Exercise goal:
Find every line in the items below that contains the string "help", matching case exactly, and copy each of those lines in full.

Supplied information:
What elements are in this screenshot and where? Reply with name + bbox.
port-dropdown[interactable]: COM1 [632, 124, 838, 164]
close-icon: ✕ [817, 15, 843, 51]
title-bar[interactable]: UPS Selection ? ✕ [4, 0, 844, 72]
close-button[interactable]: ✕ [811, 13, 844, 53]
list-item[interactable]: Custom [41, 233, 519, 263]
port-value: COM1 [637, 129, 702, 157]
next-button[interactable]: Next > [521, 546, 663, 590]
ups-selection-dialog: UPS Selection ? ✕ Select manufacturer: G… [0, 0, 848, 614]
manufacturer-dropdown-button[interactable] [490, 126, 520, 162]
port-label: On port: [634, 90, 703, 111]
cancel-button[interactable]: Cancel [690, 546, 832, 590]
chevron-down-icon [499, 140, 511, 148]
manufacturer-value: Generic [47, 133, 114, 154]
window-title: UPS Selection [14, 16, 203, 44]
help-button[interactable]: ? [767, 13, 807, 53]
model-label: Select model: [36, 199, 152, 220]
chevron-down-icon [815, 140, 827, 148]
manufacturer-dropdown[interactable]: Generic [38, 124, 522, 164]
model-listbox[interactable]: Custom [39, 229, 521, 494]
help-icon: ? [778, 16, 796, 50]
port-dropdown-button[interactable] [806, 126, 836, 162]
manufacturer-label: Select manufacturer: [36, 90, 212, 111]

Answer to the task:
help-button[interactable]: ? [767, 13, 807, 53]
help-icon: ? [778, 16, 796, 50]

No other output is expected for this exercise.